• [Records supplied]:

▽

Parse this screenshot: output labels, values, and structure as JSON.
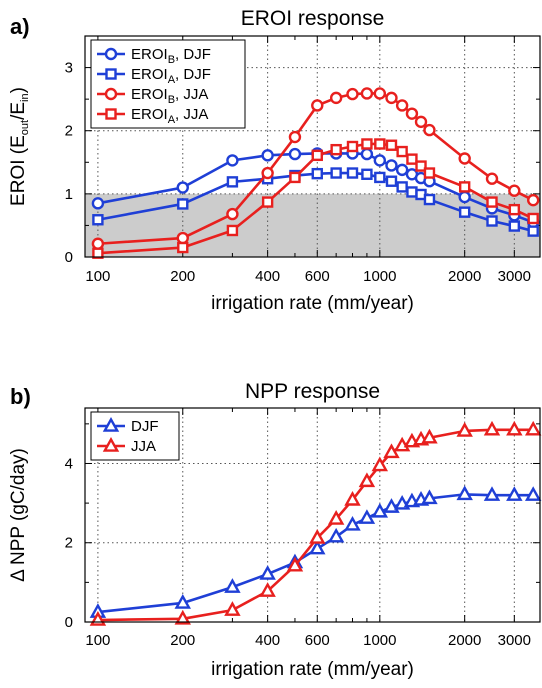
{
  "colors": {
    "blue": "#1f3fd6",
    "red": "#e8201e",
    "shade": "#cccccc",
    "grid": "#555555"
  },
  "chart_data": [
    {
      "type": "line",
      "panel_label": "a)",
      "title": "EROI response",
      "xlabel": "irrigation rate (mm/year)",
      "ylabel": {
        "main": "EROI (E",
        "sub1": "out",
        "mid": "/E",
        "sub2": "in",
        "end": ")"
      },
      "xscale": "log",
      "xlim": [
        90,
        3700
      ],
      "ylim": [
        0,
        3.5
      ],
      "xticks": [
        100,
        200,
        400,
        600,
        1000,
        2000,
        3000
      ],
      "xtick_labels": [
        "100",
        "200",
        "400",
        "600",
        "1000",
        "2000",
        "3000"
      ],
      "yticks": [
        0,
        1,
        2,
        3
      ],
      "ytick_labels": [
        "0",
        "1",
        "2",
        "3"
      ],
      "grid": true,
      "shaded_region": {
        "y_from": 0,
        "y_to": 1
      },
      "legend_position": "top-left",
      "x": [
        100,
        200,
        300,
        400,
        500,
        600,
        700,
        800,
        900,
        1000,
        1100,
        1200,
        1300,
        1400,
        1500,
        2000,
        2500,
        3000,
        3500
      ],
      "series": [
        {
          "name": "EROI",
          "name_sub": "B",
          "name_suffix": ", DJF",
          "color": "blue",
          "marker": "circle",
          "values": [
            0.85,
            1.1,
            1.53,
            1.61,
            1.63,
            1.64,
            1.64,
            1.64,
            1.63,
            1.53,
            1.45,
            1.38,
            1.31,
            1.25,
            1.2,
            0.95,
            0.77,
            0.66,
            0.55
          ]
        },
        {
          "name": "EROI",
          "name_sub": "A",
          "name_suffix": ", DJF",
          "color": "blue",
          "marker": "square",
          "values": [
            0.59,
            0.84,
            1.19,
            1.24,
            1.29,
            1.32,
            1.33,
            1.33,
            1.31,
            1.26,
            1.2,
            1.11,
            1.03,
            0.99,
            0.91,
            0.71,
            0.57,
            0.49,
            0.41
          ]
        },
        {
          "name": "EROI",
          "name_sub": "B",
          "name_suffix": ", JJA",
          "color": "red",
          "marker": "circle",
          "values": [
            0.21,
            0.3,
            0.68,
            1.33,
            1.9,
            2.4,
            2.52,
            2.58,
            2.59,
            2.59,
            2.52,
            2.4,
            2.27,
            2.14,
            2.01,
            1.56,
            1.24,
            1.05,
            0.9
          ]
        },
        {
          "name": "EROI",
          "name_sub": "A",
          "name_suffix": ", JJA",
          "color": "red",
          "marker": "square",
          "values": [
            0.06,
            0.15,
            0.42,
            0.87,
            1.26,
            1.61,
            1.7,
            1.75,
            1.79,
            1.79,
            1.77,
            1.67,
            1.55,
            1.44,
            1.33,
            1.11,
            0.87,
            0.75,
            0.61
          ]
        }
      ]
    },
    {
      "type": "line",
      "panel_label": "b)",
      "title": "NPP response",
      "xlabel": "irrigation rate (mm/year)",
      "ylabel": {
        "main": "Δ NPP (gC/day)"
      },
      "xscale": "log",
      "xlim": [
        90,
        3700
      ],
      "ylim": [
        0,
        5.4
      ],
      "xticks": [
        100,
        200,
        400,
        600,
        1000,
        2000,
        3000
      ],
      "xtick_labels": [
        "100",
        "200",
        "400",
        "600",
        "1000",
        "2000",
        "3000"
      ],
      "yticks": [
        0,
        2,
        4
      ],
      "ytick_labels": [
        "0",
        "2",
        "4"
      ],
      "grid": true,
      "legend_position": "top-left",
      "x": [
        100,
        200,
        300,
        400,
        500,
        600,
        700,
        800,
        900,
        1000,
        1100,
        1200,
        1300,
        1400,
        1500,
        2000,
        2500,
        3000,
        3500
      ],
      "series": [
        {
          "name": "DJF",
          "color": "blue",
          "marker": "triangle",
          "values": [
            0.25,
            0.48,
            0.88,
            1.21,
            1.5,
            1.85,
            2.15,
            2.45,
            2.62,
            2.78,
            2.9,
            2.98,
            3.04,
            3.08,
            3.12,
            3.22,
            3.2,
            3.2,
            3.2
          ]
        },
        {
          "name": "JJA",
          "color": "red",
          "marker": "triangle",
          "values": [
            0.05,
            0.08,
            0.3,
            0.78,
            1.42,
            2.12,
            2.6,
            3.08,
            3.55,
            3.95,
            4.28,
            4.45,
            4.55,
            4.6,
            4.65,
            4.82,
            4.85,
            4.85,
            4.85
          ]
        }
      ]
    }
  ]
}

△

• [Work instructions]: Reproduce every record above exactly, omitting the pictures.

• [Complete output]:
Parse this screenshot: output labels, values, and structure as JSON.
{
  "colors": {
    "blue": "#1f3fd6",
    "red": "#e8201e",
    "shade": "#cccccc",
    "grid": "#555555"
  },
  "chart_data": [
    {
      "type": "line",
      "panel_label": "a)",
      "title": "EROI response",
      "xlabel": "irrigation rate (mm/year)",
      "ylabel": {
        "main": "EROI (E",
        "sub1": "out",
        "mid": "/E",
        "sub2": "in",
        "end": ")"
      },
      "xscale": "log",
      "xlim": [
        90,
        3700
      ],
      "ylim": [
        0,
        3.5
      ],
      "xticks": [
        100,
        200,
        400,
        600,
        1000,
        2000,
        3000
      ],
      "xtick_labels": [
        "100",
        "200",
        "400",
        "600",
        "1000",
        "2000",
        "3000"
      ],
      "yticks": [
        0,
        1,
        2,
        3
      ],
      "ytick_labels": [
        "0",
        "1",
        "2",
        "3"
      ],
      "grid": true,
      "shaded_region": {
        "y_from": 0,
        "y_to": 1
      },
      "legend_position": "top-left",
      "x": [
        100,
        200,
        300,
        400,
        500,
        600,
        700,
        800,
        900,
        1000,
        1100,
        1200,
        1300,
        1400,
        1500,
        2000,
        2500,
        3000,
        3500
      ],
      "series": [
        {
          "name": "EROI",
          "name_sub": "B",
          "name_suffix": ", DJF",
          "color": "blue",
          "marker": "circle",
          "values": [
            0.85,
            1.1,
            1.53,
            1.61,
            1.63,
            1.64,
            1.64,
            1.64,
            1.63,
            1.53,
            1.45,
            1.38,
            1.31,
            1.25,
            1.2,
            0.95,
            0.77,
            0.66,
            0.55
          ]
        },
        {
          "name": "EROI",
          "name_sub": "A",
          "name_suffix": ", DJF",
          "color": "blue",
          "marker": "square",
          "values": [
            0.59,
            0.84,
            1.19,
            1.24,
            1.29,
            1.32,
            1.33,
            1.33,
            1.31,
            1.26,
            1.2,
            1.11,
            1.03,
            0.99,
            0.91,
            0.71,
            0.57,
            0.49,
            0.41
          ]
        },
        {
          "name": "EROI",
          "name_sub": "B",
          "name_suffix": ", JJA",
          "color": "red",
          "marker": "circle",
          "values": [
            0.21,
            0.3,
            0.68,
            1.33,
            1.9,
            2.4,
            2.52,
            2.58,
            2.59,
            2.59,
            2.52,
            2.4,
            2.27,
            2.14,
            2.01,
            1.56,
            1.24,
            1.05,
            0.9
          ]
        },
        {
          "name": "EROI",
          "name_sub": "A",
          "name_suffix": ", JJA",
          "color": "red",
          "marker": "square",
          "values": [
            0.06,
            0.15,
            0.42,
            0.87,
            1.26,
            1.61,
            1.7,
            1.75,
            1.79,
            1.79,
            1.77,
            1.67,
            1.55,
            1.44,
            1.33,
            1.11,
            0.87,
            0.75,
            0.61
          ]
        }
      ]
    },
    {
      "type": "line",
      "panel_label": "b)",
      "title": "NPP response",
      "xlabel": "irrigation rate (mm/year)",
      "ylabel": {
        "main": "Δ NPP (gC/day)"
      },
      "xscale": "log",
      "xlim": [
        90,
        3700
      ],
      "ylim": [
        0,
        5.4
      ],
      "xticks": [
        100,
        200,
        400,
        600,
        1000,
        2000,
        3000
      ],
      "xtick_labels": [
        "100",
        "200",
        "400",
        "600",
        "1000",
        "2000",
        "3000"
      ],
      "yticks": [
        0,
        2,
        4
      ],
      "ytick_labels": [
        "0",
        "2",
        "4"
      ],
      "grid": true,
      "legend_position": "top-left",
      "x": [
        100,
        200,
        300,
        400,
        500,
        600,
        700,
        800,
        900,
        1000,
        1100,
        1200,
        1300,
        1400,
        1500,
        2000,
        2500,
        3000,
        3500
      ],
      "series": [
        {
          "name": "DJF",
          "color": "blue",
          "marker": "triangle",
          "values": [
            0.25,
            0.48,
            0.88,
            1.21,
            1.5,
            1.85,
            2.15,
            2.45,
            2.62,
            2.78,
            2.9,
            2.98,
            3.04,
            3.08,
            3.12,
            3.22,
            3.2,
            3.2,
            3.2
          ]
        },
        {
          "name": "JJA",
          "color": "red",
          "marker": "triangle",
          "values": [
            0.05,
            0.08,
            0.3,
            0.78,
            1.42,
            2.12,
            2.6,
            3.08,
            3.55,
            3.95,
            4.28,
            4.45,
            4.55,
            4.6,
            4.65,
            4.82,
            4.85,
            4.85,
            4.85
          ]
        }
      ]
    }
  ]
}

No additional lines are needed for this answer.